(Some records)
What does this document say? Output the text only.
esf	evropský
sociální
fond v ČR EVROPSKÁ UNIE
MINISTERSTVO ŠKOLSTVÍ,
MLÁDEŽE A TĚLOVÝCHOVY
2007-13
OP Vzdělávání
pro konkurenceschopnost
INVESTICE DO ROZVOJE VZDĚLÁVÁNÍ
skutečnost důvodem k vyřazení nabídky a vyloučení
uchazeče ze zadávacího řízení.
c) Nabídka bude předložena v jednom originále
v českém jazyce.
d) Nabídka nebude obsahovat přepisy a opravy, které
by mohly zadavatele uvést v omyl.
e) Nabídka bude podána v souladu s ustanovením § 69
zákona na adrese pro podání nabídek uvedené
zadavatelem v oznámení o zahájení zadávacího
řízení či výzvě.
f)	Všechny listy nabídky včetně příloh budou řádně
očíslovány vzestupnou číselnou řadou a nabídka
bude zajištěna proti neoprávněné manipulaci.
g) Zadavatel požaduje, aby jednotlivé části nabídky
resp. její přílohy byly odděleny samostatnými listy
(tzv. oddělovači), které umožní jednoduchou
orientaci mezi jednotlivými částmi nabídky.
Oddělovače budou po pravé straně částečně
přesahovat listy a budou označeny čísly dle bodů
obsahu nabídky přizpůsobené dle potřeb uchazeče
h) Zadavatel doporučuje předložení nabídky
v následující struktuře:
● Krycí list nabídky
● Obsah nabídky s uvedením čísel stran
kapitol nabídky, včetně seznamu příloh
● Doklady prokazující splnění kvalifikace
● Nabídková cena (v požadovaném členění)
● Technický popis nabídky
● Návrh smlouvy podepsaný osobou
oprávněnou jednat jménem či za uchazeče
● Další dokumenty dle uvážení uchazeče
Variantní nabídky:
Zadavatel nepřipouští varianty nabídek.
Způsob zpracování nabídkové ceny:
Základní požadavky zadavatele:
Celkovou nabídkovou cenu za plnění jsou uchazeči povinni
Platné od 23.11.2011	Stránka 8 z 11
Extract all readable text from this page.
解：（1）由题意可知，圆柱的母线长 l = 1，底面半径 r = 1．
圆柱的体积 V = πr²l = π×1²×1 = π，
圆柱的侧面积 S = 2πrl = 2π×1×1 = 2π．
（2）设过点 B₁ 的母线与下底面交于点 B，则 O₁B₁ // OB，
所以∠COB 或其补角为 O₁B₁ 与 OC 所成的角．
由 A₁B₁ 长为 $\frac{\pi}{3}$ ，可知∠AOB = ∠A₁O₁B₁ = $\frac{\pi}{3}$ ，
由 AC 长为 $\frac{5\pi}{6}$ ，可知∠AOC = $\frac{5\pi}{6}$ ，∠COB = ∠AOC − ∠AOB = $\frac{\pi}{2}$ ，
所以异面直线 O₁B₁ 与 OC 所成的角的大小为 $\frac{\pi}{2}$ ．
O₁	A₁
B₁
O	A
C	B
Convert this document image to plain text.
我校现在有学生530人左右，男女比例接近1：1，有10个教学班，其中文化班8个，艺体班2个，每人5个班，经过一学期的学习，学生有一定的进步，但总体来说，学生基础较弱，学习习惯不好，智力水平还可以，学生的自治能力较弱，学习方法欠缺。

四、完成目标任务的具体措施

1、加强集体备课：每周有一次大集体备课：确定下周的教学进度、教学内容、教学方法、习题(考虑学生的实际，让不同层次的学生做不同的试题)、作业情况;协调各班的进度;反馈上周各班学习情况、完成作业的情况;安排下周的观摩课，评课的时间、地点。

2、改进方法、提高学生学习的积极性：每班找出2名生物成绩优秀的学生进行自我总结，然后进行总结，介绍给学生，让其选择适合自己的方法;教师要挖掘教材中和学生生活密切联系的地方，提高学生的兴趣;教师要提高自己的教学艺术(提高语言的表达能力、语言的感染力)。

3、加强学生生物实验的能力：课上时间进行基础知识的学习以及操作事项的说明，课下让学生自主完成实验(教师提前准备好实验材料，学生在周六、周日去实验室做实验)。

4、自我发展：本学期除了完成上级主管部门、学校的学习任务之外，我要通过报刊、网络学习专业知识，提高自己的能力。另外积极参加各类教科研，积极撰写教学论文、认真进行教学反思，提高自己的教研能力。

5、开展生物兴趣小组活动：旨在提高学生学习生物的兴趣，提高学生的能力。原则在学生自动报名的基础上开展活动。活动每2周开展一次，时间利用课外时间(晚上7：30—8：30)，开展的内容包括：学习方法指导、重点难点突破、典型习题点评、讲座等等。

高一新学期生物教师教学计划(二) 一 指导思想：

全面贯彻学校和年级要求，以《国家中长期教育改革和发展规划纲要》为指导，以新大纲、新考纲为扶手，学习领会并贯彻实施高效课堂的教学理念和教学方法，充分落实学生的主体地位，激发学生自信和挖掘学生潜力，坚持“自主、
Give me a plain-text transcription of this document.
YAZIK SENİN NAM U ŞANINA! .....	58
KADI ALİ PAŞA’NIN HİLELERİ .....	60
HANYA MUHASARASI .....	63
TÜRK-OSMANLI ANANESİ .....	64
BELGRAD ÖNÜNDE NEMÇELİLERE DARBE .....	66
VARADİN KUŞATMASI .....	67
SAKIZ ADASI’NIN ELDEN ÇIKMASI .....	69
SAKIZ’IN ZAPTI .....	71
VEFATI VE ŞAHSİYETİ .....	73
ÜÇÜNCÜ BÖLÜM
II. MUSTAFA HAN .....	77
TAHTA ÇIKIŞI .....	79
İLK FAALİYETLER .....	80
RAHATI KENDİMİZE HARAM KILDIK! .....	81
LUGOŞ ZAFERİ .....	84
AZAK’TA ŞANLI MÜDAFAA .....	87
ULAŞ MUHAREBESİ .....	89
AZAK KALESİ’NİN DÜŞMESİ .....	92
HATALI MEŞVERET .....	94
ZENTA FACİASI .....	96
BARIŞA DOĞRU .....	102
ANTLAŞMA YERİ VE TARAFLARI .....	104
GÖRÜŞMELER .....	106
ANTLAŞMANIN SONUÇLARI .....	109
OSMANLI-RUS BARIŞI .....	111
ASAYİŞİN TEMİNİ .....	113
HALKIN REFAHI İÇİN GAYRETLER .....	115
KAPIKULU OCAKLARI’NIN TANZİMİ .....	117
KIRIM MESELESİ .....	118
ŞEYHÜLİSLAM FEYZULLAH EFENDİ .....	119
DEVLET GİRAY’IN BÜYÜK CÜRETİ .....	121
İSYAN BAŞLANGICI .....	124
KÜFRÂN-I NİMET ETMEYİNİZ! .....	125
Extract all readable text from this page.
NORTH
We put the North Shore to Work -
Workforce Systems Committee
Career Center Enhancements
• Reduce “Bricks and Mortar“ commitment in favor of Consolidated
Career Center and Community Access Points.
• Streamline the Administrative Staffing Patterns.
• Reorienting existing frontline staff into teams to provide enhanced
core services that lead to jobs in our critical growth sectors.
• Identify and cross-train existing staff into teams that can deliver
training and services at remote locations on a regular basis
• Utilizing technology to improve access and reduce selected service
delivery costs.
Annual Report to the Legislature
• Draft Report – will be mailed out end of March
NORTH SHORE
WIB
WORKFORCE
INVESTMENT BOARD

[SHORT EXERCISE]: From the entries, copy out each line containing the word "listy".

[EXERCISE OUTPUT]:
f)	Všechny listy nabídky včetně příloh budou řádně
resp. její přílohy byly odděleny samostatnými listy
přesahovat listy a budou označeny čísly dle bodů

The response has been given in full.